# [TASK INSTRUCTIONS]
Gather up all lines that carry the word "Internet".

Rows from a dataset:
━━━━
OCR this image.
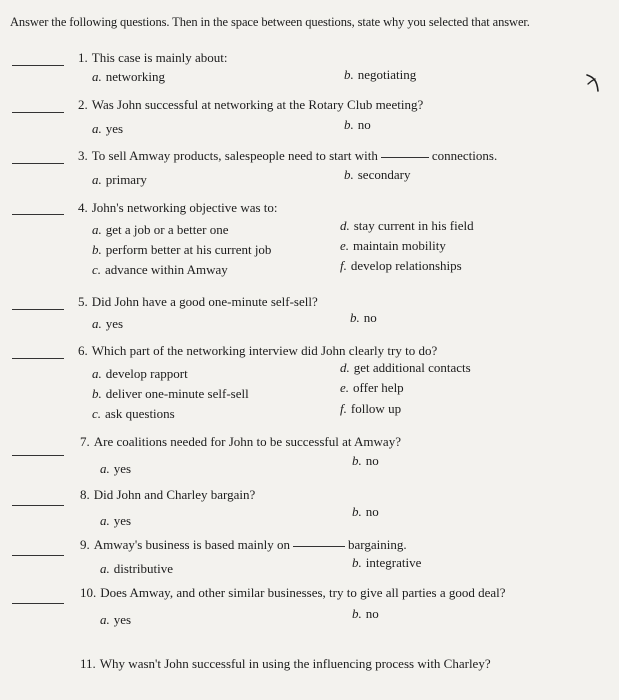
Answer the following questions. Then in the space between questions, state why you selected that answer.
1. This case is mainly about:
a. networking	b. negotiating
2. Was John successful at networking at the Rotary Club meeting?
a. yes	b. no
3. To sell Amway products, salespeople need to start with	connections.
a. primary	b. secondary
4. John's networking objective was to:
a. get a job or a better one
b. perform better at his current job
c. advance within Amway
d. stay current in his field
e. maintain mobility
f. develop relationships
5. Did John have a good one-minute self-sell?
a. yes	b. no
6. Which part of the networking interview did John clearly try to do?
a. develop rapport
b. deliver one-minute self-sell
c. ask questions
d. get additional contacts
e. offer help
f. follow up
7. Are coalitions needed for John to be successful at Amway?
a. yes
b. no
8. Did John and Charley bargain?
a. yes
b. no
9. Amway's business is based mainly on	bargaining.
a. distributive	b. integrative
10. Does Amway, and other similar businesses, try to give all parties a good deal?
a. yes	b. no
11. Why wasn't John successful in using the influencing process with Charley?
━━━━
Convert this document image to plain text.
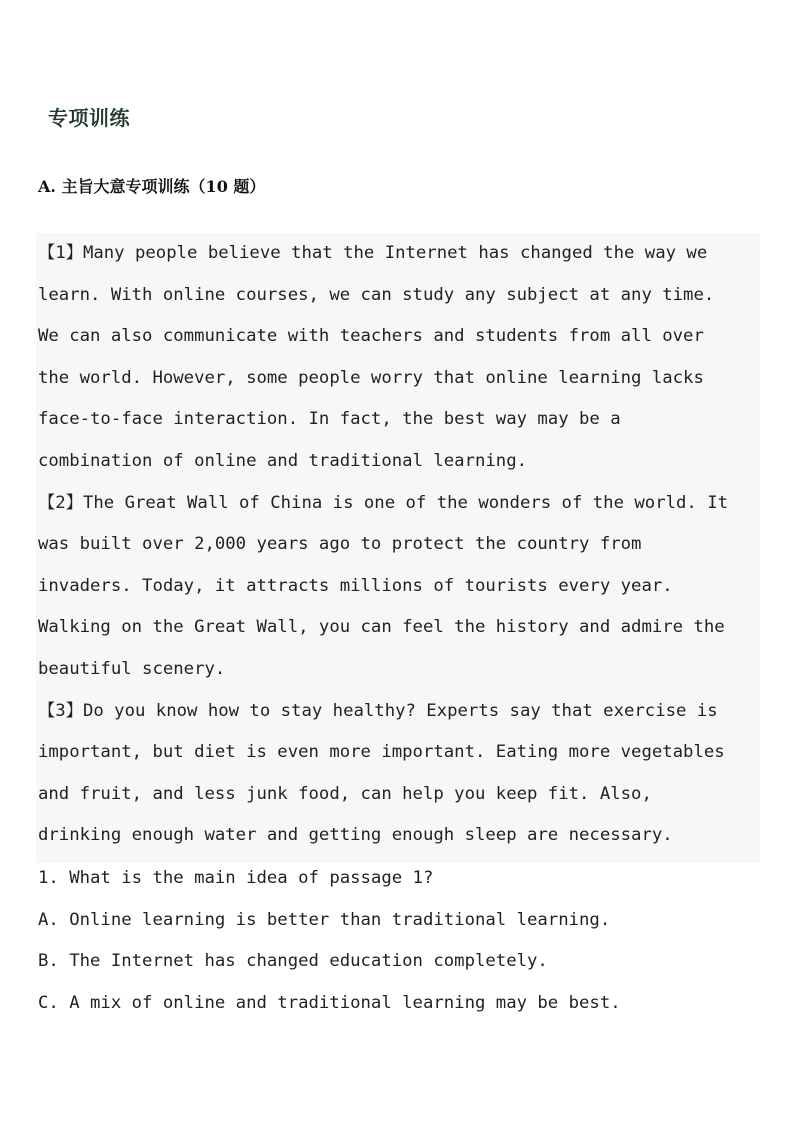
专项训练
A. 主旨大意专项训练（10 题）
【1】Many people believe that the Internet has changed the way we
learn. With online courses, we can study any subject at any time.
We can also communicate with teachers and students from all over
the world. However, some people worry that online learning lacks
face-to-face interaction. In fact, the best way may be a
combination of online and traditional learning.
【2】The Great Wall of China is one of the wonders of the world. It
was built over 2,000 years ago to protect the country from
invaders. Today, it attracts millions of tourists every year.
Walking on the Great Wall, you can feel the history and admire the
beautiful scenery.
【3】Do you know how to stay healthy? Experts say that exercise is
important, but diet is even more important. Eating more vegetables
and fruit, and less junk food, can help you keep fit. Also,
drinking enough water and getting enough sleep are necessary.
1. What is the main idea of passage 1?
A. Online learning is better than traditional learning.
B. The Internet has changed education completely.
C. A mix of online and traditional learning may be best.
━━━━
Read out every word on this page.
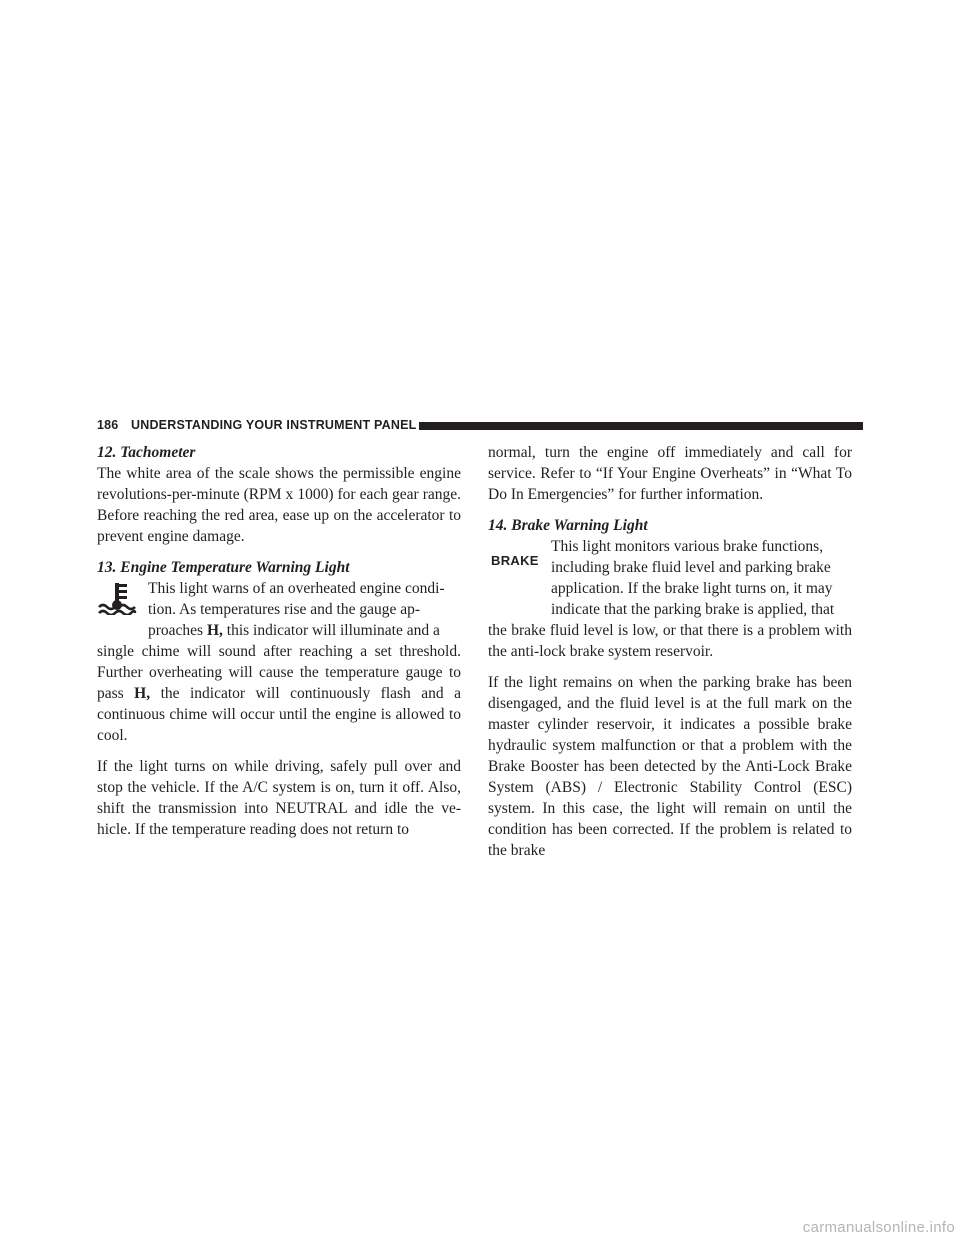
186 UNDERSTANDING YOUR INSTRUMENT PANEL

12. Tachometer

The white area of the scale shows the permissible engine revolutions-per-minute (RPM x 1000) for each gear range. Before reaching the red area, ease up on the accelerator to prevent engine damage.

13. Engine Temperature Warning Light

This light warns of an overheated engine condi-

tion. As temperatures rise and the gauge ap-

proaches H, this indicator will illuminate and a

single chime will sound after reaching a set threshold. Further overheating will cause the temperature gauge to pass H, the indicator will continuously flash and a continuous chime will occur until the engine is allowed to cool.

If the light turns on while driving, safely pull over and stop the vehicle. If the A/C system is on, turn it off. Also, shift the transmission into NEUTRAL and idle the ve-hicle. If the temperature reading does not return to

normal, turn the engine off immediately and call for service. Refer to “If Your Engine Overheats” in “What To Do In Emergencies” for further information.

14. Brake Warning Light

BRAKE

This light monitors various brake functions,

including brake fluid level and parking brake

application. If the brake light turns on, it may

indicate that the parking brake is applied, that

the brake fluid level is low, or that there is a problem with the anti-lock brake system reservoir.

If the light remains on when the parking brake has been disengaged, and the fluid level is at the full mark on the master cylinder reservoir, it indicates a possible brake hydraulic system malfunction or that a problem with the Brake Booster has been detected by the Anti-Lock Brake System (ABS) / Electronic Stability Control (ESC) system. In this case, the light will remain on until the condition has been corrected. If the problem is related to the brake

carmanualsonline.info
━━━━
# [SOLUTION FOR THIS EXERCISE]
【1】Many people believe that the Internet has changed the way we
B. The Internet has changed education completely.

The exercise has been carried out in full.